Reproduce the listing that follows with no differences at all.

### Data to process
- - - -

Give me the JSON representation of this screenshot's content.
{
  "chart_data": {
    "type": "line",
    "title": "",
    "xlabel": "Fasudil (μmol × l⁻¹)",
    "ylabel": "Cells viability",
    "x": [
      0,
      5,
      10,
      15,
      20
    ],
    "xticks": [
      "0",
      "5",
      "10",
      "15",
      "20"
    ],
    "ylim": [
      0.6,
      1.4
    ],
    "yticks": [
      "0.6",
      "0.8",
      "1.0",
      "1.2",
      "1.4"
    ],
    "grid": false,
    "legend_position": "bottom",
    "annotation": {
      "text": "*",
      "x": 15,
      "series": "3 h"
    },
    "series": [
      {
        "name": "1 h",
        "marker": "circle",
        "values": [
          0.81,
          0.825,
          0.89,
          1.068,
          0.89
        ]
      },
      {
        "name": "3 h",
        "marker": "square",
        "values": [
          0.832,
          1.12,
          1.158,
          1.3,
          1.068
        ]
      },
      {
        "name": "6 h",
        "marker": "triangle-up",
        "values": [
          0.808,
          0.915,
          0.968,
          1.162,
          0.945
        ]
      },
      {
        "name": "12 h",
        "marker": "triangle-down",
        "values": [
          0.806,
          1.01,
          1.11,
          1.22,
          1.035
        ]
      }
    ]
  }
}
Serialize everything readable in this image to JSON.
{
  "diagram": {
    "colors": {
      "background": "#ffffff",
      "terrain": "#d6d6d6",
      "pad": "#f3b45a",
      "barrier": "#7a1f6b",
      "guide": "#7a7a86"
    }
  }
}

- - - -

### The result
Give me the JSON representation of this screenshot's content.
{
  "chart_data": {
    "type": "line",
    "title": "",
    "xlabel": "Fasudil (μmol × l⁻¹)",
    "ylabel": "Cells viability",
    "x": [
      0,
      5,
      10,
      15,
      20
    ],
    "xticks": [
      "0",
      "5",
      "10",
      "15",
      "20"
    ],
    "ylim": [
      0.6,
      1.4
    ],
    "yticks": [
      "0.6",
      "0.8",
      "1.0",
      "1.2",
      "1.4"
    ],
    "grid": false,
    "legend_position": "bottom",
    "annotation": {
      "text": "*",
      "x": 15,
      "series": "3 h"
    },
    "series": [
      {
        "name": "1 h",
        "marker": "circle",
        "values": [
          0.81,
          0.825,
          0.89,
          1.068,
          0.89
        ]
      },
      {
        "name": "3 h",
        "marker": "square",
        "values": [
          0.832,
          1.12,
          1.158,
          1.3,
          1.068
        ]
      },
      {
        "name": "6 h",
        "marker": "triangle-up",
        "values": [
          0.808,
          0.915,
          0.968,
          1.162,
          0.945
        ]
      },
      {
        "name": "12 h",
        "marker": "triangle-down",
        "values": [
          0.806,
          1.01,
          1.11,
          1.22,
          1.035
        ]
      }
    ]
  }
}
Serialize everything readable in this image to JSON.
{
  "diagram": {
    "colors": {
      "background": "#ffffff",
      "terrain": "#d6d6d6",
      "pad": "#f3b45a",
      "barrier": "#7a1f6b",
      "guide": "#7a7a86"
    }
  }
}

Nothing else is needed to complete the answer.